▸ **AIM OF THE TASK**
Turn every line of the items below into a JSON list of strings, with one string per line and no blank lines. Leave the pictures out of the list.

#### PROVIDED DATA ####

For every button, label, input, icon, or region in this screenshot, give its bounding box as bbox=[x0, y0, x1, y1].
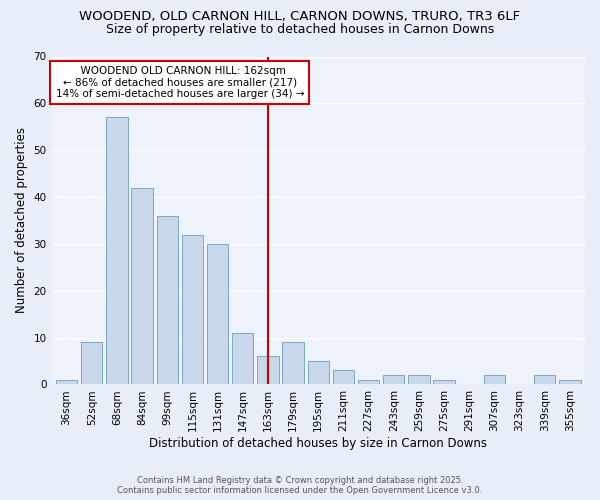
Bar bbox=[383, 375, 404, 384]
Text: WOODEND, OLD CARNON HILL, CARNON DOWNS, TRURO, TR3 6LF: WOODEND, OLD CARNON HILL, CARNON DOWNS, … bbox=[79, 10, 521, 23]
Text: Contains HM Land Registry data © Crown copyright and database right 2025.
Contai: Contains HM Land Registry data © Crown c… bbox=[118, 476, 482, 495]
Bar bbox=[131, 188, 153, 384]
Bar bbox=[534, 375, 556, 384]
Text: WOODEND OLD CARNON HILL: 162sqm
← 86% of detached houses are smaller (217)
14% o: WOODEND OLD CARNON HILL: 162sqm ← 86% of… bbox=[56, 66, 304, 99]
Bar bbox=[232, 333, 253, 384]
Bar bbox=[81, 342, 103, 384]
Bar bbox=[333, 370, 354, 384]
Bar bbox=[408, 375, 430, 384]
Text: Size of property relative to detached houses in Carnon Downs: Size of property relative to detached ho… bbox=[106, 22, 494, 36]
Bar bbox=[433, 380, 455, 384]
Bar bbox=[207, 244, 229, 384]
Bar bbox=[484, 375, 505, 384]
Bar bbox=[308, 361, 329, 384]
Bar bbox=[283, 342, 304, 384]
Bar bbox=[56, 380, 77, 384]
Bar bbox=[559, 380, 581, 384]
Bar bbox=[182, 234, 203, 384]
Bar bbox=[106, 118, 128, 384]
Bar bbox=[157, 216, 178, 384]
Bar bbox=[257, 356, 278, 384]
Y-axis label: Number of detached properties: Number of detached properties bbox=[15, 128, 28, 314]
Bar bbox=[358, 380, 379, 384]
X-axis label: Distribution of detached houses by size in Carnon Downs: Distribution of detached houses by size … bbox=[149, 437, 487, 450]
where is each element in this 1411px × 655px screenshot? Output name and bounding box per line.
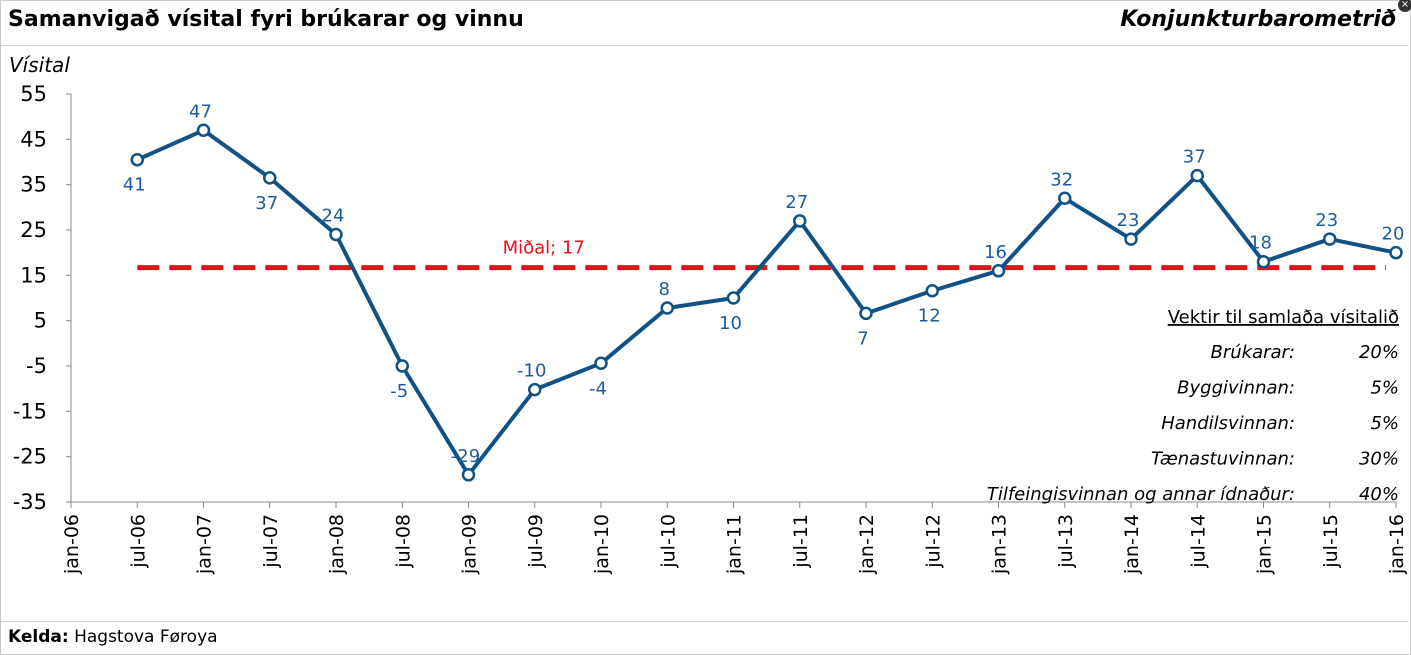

####

▸ **REPLY TO THE EXERCISE**
[
  "For every button, label, input, icon, or region in this screenshot, give its bounding box as bbox=[x0, y0, x1, y1].",
  "Bar bbox=[383, 375, 404, 384]",
  "Text: WOODEND, OLD CARNON HILL, CARNON DOWNS, TRURO, TR3 6LF: WOODEND, OLD CARNON HILL, CARNON DOWNS, … bbox=[79, 10, 521, 23]",
  "Text: Contains HM Land Registry data © Crown copyright and database right 2025.",
  "Contai: Contains HM Land Registry data © Crown c… bbox=[118, 476, 482, 495]",
  "Bar bbox=[131, 188, 153, 384]",
  "Bar bbox=[534, 375, 556, 384]",
  "Text: WOODEND OLD CARNON HILL: 162sqm",
  "← 86% of detached houses are smaller (217)",
  "14% o: WOODEND OLD CARNON HILL: 162sqm ← 86% of… bbox=[56, 66, 304, 99]",
  "Bar bbox=[232, 333, 253, 384]",
  "Bar bbox=[81, 342, 103, 384]",
  "Bar bbox=[333, 370, 354, 384]",
  "Bar bbox=[408, 375, 430, 384]",
  "Text: Size of property relative to detached houses in Carnon Downs: Size of property relative to detached ho… bbox=[106, 22, 494, 36]",
  "Bar bbox=[433, 380, 455, 384]",
  "Bar bbox=[207, 244, 229, 384]",
  "Bar bbox=[484, 375, 505, 384]",
  "Bar bbox=[308, 361, 329, 384]",
  "Bar bbox=[283, 342, 304, 384]",
  "Bar bbox=[56, 380, 77, 384]",
  "Bar bbox=[559, 380, 581, 384]",
  "Bar bbox=[182, 234, 203, 384]",
  "Bar bbox=[106, 118, 128, 384]",
  "Bar bbox=[157, 216, 178, 384]",
  "Bar bbox=[257, 356, 278, 384]",
  "Y-axis label: Number of detached properties: Number of detached properties bbox=[15, 128, 28, 314]",
  "Bar bbox=[358, 380, 379, 384]",
  "X-axis label: Distribution of detached houses by size in Carnon Downs: Distribution of detached houses by size … bbox=[149, 437, 487, 450]",
  "where is each element in this 1411px × 655px screenshot? Output name and bounding box per line."
]